■ What the task asks ■
Keep only the lines of the listing that include the word "Rebecca", and copy them.
================
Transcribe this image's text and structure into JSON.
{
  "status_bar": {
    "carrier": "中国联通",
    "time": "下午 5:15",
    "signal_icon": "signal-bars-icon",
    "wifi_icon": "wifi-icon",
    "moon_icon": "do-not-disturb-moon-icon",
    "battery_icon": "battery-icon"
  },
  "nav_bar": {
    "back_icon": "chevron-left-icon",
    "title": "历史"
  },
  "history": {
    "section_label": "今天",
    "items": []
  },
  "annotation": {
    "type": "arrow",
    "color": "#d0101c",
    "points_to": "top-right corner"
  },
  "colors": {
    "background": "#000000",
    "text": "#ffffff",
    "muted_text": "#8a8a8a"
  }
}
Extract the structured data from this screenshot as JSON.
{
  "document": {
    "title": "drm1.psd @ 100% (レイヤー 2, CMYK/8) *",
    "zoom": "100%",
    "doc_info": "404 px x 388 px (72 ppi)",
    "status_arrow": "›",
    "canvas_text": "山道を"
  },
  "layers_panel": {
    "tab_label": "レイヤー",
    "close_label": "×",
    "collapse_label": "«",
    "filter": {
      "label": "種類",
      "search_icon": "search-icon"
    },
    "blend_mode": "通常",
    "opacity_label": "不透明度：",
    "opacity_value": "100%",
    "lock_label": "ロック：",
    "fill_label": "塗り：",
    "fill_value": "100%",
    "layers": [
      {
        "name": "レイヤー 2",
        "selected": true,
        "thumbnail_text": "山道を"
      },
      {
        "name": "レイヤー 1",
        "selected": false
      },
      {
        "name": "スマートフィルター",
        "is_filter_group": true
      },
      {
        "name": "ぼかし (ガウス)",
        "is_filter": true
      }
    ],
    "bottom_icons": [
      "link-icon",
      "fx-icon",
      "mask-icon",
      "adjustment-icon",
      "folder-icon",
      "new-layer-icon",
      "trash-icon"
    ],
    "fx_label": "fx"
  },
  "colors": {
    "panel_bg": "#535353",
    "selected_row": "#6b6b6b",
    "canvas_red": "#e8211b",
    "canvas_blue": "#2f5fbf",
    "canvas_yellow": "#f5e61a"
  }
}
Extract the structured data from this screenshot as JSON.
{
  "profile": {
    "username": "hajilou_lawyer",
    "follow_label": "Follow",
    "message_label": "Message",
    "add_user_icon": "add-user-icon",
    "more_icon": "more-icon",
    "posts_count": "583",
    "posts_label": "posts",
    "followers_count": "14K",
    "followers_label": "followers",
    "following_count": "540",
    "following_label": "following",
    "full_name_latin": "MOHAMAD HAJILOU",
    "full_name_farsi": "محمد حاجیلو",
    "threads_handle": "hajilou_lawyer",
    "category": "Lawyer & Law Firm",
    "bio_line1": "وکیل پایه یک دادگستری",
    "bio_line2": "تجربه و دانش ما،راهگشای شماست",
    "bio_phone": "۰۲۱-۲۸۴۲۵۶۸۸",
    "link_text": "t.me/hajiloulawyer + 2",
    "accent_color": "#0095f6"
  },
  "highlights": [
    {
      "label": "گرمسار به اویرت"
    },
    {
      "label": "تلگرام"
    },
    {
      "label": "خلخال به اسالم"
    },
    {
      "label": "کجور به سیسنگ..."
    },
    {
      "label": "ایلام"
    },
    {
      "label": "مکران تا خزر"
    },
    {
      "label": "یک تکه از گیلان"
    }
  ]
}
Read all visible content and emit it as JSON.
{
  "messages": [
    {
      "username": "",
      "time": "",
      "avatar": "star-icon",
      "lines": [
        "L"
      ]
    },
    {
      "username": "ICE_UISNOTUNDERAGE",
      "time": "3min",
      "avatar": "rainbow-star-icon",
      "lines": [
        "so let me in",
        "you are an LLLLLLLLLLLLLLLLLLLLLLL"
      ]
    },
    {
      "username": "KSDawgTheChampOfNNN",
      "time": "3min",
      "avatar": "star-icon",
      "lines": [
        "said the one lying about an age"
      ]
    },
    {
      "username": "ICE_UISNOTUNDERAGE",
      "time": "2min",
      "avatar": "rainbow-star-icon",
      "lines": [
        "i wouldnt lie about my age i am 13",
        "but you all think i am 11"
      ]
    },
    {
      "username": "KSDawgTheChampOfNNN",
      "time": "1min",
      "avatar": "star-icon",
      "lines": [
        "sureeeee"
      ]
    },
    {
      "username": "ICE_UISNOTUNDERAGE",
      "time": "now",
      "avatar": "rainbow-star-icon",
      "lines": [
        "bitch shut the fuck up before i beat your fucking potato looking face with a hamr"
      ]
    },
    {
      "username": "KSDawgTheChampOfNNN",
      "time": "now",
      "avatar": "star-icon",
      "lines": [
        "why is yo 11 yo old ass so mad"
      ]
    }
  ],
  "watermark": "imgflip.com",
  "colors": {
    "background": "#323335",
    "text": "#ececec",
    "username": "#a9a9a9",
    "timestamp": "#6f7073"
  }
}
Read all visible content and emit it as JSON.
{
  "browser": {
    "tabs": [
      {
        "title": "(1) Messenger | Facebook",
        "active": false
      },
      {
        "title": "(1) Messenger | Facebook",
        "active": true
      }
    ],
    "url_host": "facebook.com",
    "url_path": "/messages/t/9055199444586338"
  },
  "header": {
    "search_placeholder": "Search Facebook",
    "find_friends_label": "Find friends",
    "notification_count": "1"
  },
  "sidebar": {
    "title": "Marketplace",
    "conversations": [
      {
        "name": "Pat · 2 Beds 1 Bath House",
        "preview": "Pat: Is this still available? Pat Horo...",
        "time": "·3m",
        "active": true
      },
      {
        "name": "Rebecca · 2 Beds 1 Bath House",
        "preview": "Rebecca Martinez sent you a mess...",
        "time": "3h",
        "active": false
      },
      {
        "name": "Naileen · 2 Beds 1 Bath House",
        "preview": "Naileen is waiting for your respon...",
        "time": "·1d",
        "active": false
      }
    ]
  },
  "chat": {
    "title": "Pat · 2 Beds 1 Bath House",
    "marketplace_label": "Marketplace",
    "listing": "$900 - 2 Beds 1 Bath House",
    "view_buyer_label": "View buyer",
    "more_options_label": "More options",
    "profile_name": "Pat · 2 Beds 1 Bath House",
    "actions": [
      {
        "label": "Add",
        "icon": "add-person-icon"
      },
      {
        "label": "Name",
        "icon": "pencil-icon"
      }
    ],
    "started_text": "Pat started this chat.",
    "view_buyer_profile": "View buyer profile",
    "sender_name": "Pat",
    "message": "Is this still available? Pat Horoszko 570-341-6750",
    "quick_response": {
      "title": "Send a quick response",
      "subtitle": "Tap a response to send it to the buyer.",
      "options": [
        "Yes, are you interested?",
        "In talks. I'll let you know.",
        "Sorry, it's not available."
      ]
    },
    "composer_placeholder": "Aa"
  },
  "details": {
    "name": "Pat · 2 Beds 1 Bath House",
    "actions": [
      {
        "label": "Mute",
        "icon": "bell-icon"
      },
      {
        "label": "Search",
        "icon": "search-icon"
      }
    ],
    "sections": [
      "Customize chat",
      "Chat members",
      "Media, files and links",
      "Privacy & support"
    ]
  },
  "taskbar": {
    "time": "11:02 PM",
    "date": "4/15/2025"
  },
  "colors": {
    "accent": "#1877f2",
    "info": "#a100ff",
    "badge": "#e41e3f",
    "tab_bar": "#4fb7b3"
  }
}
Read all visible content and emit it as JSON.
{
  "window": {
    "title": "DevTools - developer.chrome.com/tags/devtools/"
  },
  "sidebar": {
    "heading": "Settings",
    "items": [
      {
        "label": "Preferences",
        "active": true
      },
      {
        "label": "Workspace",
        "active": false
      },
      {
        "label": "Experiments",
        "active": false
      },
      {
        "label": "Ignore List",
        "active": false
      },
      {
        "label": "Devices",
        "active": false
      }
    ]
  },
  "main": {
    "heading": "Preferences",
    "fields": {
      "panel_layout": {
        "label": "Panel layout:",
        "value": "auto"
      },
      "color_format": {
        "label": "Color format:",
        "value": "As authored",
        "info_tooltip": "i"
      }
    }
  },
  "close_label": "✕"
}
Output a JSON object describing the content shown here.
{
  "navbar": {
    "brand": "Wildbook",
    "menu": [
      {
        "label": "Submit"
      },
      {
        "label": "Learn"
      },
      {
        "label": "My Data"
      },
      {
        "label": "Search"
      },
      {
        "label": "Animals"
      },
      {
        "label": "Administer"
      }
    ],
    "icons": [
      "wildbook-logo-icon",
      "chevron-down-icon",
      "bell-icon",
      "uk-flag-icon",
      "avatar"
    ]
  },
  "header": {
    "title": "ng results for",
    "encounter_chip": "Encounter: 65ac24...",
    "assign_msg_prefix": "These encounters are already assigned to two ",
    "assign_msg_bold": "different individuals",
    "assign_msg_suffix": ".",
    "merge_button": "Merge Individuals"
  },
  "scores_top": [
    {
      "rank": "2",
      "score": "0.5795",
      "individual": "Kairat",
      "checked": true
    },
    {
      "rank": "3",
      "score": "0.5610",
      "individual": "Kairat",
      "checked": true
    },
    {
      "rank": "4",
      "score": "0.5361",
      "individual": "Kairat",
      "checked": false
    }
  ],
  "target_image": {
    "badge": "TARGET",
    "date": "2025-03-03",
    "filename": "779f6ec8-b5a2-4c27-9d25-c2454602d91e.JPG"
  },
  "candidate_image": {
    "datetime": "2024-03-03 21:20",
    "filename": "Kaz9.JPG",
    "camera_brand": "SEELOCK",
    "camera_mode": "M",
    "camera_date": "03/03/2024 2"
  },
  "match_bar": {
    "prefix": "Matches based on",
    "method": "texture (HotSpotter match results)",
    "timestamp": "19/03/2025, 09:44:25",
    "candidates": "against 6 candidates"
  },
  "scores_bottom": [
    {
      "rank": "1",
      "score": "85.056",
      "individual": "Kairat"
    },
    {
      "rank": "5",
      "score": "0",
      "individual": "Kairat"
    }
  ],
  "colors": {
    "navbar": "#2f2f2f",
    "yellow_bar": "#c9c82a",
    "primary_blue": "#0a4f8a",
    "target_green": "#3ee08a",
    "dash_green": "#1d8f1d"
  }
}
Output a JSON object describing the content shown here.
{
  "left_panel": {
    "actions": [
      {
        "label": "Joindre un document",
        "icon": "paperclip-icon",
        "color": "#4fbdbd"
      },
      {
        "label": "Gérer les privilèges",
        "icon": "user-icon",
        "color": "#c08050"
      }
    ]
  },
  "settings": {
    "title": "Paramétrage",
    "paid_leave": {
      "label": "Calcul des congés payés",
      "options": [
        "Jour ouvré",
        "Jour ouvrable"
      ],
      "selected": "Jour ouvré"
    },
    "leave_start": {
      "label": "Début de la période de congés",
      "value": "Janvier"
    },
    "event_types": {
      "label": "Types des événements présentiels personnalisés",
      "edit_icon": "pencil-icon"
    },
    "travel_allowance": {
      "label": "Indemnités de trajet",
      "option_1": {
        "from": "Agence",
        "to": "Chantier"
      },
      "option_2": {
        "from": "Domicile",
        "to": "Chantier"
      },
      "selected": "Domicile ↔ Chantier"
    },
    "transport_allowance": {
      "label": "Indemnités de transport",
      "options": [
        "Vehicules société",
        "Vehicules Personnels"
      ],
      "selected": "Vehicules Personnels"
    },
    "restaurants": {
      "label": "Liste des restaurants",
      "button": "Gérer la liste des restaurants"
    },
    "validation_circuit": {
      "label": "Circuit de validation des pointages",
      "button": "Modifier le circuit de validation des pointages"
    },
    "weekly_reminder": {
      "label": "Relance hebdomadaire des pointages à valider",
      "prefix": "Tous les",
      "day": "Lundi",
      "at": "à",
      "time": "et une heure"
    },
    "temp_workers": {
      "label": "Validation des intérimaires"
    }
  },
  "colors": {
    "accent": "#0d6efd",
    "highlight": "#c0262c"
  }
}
================
■ Written solution ■
        "name": "Rebecca · 2 Beds 1 Bath House",
        "preview": "Rebecca Martinez sent you a mess...",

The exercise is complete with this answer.